• [Exercise task]
Begin with the line that contains "Type out the text in this image." and transcribe each line after it, up to and including the last line of the listing below.

• [Provided data]
• • • • •

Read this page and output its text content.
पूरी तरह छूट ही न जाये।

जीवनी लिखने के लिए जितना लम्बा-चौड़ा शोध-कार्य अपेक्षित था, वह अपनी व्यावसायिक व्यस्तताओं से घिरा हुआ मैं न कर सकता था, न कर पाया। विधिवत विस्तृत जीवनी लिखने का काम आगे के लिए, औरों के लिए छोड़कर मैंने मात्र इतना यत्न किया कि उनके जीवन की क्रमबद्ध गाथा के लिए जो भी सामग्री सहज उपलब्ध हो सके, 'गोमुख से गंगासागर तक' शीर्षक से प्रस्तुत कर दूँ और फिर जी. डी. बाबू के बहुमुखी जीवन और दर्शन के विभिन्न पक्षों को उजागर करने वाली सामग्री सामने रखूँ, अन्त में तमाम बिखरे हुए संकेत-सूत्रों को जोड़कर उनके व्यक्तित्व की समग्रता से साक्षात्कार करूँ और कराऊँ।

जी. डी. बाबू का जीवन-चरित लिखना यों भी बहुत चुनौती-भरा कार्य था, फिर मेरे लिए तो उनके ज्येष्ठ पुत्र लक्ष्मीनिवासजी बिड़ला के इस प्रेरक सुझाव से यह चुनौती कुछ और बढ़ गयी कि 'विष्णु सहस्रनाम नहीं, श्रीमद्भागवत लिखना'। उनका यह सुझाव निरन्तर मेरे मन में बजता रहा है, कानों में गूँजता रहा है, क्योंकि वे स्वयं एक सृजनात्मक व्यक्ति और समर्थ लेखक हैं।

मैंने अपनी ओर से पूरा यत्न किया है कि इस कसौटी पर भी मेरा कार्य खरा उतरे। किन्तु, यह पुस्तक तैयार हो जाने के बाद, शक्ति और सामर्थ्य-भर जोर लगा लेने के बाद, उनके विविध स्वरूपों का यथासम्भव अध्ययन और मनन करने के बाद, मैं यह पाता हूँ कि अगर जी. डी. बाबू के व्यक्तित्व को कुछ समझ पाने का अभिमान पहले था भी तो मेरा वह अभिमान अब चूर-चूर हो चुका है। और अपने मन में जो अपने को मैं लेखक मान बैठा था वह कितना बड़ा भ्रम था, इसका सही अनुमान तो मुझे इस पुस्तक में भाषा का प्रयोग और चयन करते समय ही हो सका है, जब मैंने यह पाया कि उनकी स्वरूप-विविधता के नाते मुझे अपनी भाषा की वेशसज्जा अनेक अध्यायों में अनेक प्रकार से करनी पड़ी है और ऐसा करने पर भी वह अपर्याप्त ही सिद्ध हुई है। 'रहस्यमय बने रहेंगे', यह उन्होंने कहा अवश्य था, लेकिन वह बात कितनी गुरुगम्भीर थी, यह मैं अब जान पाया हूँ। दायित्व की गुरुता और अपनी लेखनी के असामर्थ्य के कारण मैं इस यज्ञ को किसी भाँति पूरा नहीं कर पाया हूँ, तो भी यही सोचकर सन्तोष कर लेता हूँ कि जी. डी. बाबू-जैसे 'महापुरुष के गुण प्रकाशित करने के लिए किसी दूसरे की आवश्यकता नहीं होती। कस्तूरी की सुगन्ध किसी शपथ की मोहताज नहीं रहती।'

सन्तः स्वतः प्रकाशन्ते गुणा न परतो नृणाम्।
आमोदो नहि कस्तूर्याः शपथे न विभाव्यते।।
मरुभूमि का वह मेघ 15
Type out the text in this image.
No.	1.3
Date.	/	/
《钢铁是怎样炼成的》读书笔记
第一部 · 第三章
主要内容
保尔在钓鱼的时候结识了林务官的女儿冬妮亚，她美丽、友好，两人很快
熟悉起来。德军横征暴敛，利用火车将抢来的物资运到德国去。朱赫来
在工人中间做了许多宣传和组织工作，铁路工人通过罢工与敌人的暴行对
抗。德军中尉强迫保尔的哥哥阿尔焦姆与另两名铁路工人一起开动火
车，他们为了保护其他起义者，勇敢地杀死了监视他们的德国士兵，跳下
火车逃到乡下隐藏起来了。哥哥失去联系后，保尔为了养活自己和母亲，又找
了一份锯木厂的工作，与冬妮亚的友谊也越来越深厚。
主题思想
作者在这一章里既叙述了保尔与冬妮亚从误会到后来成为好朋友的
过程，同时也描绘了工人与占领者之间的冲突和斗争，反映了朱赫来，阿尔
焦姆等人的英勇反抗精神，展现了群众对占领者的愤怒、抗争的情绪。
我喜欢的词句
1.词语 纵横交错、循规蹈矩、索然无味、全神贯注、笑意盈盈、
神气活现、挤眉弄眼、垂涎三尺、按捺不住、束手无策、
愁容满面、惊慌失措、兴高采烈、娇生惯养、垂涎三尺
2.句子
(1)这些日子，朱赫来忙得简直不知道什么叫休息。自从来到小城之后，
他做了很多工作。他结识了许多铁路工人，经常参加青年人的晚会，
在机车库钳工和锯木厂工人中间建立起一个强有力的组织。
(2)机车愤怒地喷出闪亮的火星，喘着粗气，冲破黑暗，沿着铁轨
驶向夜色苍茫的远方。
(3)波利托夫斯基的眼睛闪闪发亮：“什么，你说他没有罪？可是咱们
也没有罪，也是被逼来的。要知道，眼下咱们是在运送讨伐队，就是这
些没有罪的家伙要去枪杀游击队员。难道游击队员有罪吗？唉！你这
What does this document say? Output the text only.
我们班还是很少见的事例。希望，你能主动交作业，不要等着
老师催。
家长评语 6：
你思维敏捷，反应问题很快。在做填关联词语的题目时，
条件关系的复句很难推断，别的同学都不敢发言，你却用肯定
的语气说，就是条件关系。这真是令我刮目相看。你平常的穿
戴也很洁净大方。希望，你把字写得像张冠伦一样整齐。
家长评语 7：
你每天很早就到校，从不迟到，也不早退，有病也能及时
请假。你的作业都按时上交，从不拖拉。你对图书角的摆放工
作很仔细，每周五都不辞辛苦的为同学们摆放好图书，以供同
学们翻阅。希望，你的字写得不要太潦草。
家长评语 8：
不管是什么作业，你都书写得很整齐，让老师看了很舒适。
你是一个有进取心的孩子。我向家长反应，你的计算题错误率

• • • • •

• [Finished task]
Type out the text in this image.
No.	1.3
Date.	/	/
《钢铁是怎样炼成的》读书笔记
第一部 · 第三章
主要内容
保尔在钓鱼的时候结识了林务官的女儿冬妮亚，她美丽、友好，两人很快
熟悉起来。德军横征暴敛，利用火车将抢来的物资运到德国去。朱赫来
在工人中间做了许多宣传和组织工作，铁路工人通过罢工与敌人的暴行对
抗。德军中尉强迫保尔的哥哥阿尔焦姆与另两名铁路工人一起开动火
车，他们为了保护其他起义者，勇敢地杀死了监视他们的德国士兵，跳下
火车逃到乡下隐藏起来了。哥哥失去联系后，保尔为了养活自己和母亲，又找
了一份锯木厂的工作，与冬妮亚的友谊也越来越深厚。
主题思想
作者在这一章里既叙述了保尔与冬妮亚从误会到后来成为好朋友的
过程，同时也描绘了工人与占领者之间的冲突和斗争，反映了朱赫来，阿尔
焦姆等人的英勇反抗精神，展现了群众对占领者的愤怒、抗争的情绪。
我喜欢的词句
1.词语 纵横交错、循规蹈矩、索然无味、全神贯注、笑意盈盈、
神气活现、挤眉弄眼、垂涎三尺、按捺不住、束手无策、
愁容满面、惊慌失措、兴高采烈、娇生惯养、垂涎三尺
2.句子
(1)这些日子，朱赫来忙得简直不知道什么叫休息。自从来到小城之后，
他做了很多工作。他结识了许多铁路工人，经常参加青年人的晚会，
在机车库钳工和锯木厂工人中间建立起一个强有力的组织。
(2)机车愤怒地喷出闪亮的火星，喘着粗气，冲破黑暗，沿着铁轨
驶向夜色苍茫的远方。
(3)波利托夫斯基的眼睛闪闪发亮：“什么，你说他没有罪？可是咱们
也没有罪，也是被逼来的。要知道，眼下咱们是在运送讨伐队，就是这
些没有罪的家伙要去枪杀游击队员。难道游击队员有罪吗？唉！你这
What does this document say? Output the text only.
我们班还是很少见的事例。希望，你能主动交作业，不要等着
老师催。
家长评语 6：
你思维敏捷，反应问题很快。在做填关联词语的题目时，
条件关系的复句很难推断，别的同学都不敢发言，你却用肯定
的语气说，就是条件关系。这真是令我刮目相看。你平常的穿
戴也很洁净大方。希望，你把字写得像张冠伦一样整齐。
家长评语 7：
你每天很早就到校，从不迟到，也不早退，有病也能及时
请假。你的作业都按时上交，从不拖拉。你对图书角的摆放工
作很仔细，每周五都不辞辛苦的为同学们摆放好图书，以供同
学们翻阅。希望，你的字写得不要太潦草。
家长评语 8：
不管是什么作业，你都书写得很整齐，让老师看了很舒适。
你是一个有进取心的孩子。我向家长反应，你的计算题错误率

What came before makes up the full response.